• [THE TASK] Reproduce each line exactly. Skip none.

Stored items:
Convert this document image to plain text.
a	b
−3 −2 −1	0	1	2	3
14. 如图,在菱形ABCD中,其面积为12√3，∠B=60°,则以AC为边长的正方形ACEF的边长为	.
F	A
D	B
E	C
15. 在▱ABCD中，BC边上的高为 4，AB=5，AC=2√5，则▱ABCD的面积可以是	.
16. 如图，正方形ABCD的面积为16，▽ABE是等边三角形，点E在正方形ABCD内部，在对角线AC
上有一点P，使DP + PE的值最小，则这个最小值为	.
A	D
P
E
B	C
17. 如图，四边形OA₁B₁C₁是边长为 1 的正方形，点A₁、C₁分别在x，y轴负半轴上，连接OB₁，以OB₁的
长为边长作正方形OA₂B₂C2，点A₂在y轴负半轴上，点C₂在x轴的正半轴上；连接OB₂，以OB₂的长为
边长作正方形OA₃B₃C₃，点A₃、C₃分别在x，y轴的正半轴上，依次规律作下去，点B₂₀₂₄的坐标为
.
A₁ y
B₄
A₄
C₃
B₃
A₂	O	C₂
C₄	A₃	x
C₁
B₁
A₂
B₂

• [EXPECTED OUTPUT]
Convert this document image to plain text.
a	b
−3 −2 −1	0	1	2	3
14. 如图,在菱形ABCD中,其面积为12√3，∠B=60°,则以AC为边长的正方形ACEF的边长为	.
F	A
D	B
E	C
15. 在▱ABCD中，BC边上的高为 4，AB=5，AC=2√5，则▱ABCD的面积可以是	.
16. 如图，正方形ABCD的面积为16，▽ABE是等边三角形，点E在正方形ABCD内部，在对角线AC
上有一点P，使DP + PE的值最小，则这个最小值为	.
A	D
P
E
B	C
17. 如图，四边形OA₁B₁C₁是边长为 1 的正方形，点A₁、C₁分别在x，y轴负半轴上，连接OB₁，以OB₁的
长为边长作正方形OA₂B₂C2，点A₂在y轴负半轴上，点C₂在x轴的正半轴上；连接OB₂，以OB₂的长为
边长作正方形OA₃B₃C₃，点A₃、C₃分别在x，y轴的正半轴上，依次规律作下去，点B₂₀₂₄的坐标为
.
A₁ y
B₄
A₄
C₃
B₃
A₂	O	C₂
C₄	A₃	x
C₁
B₁
A₂
B₂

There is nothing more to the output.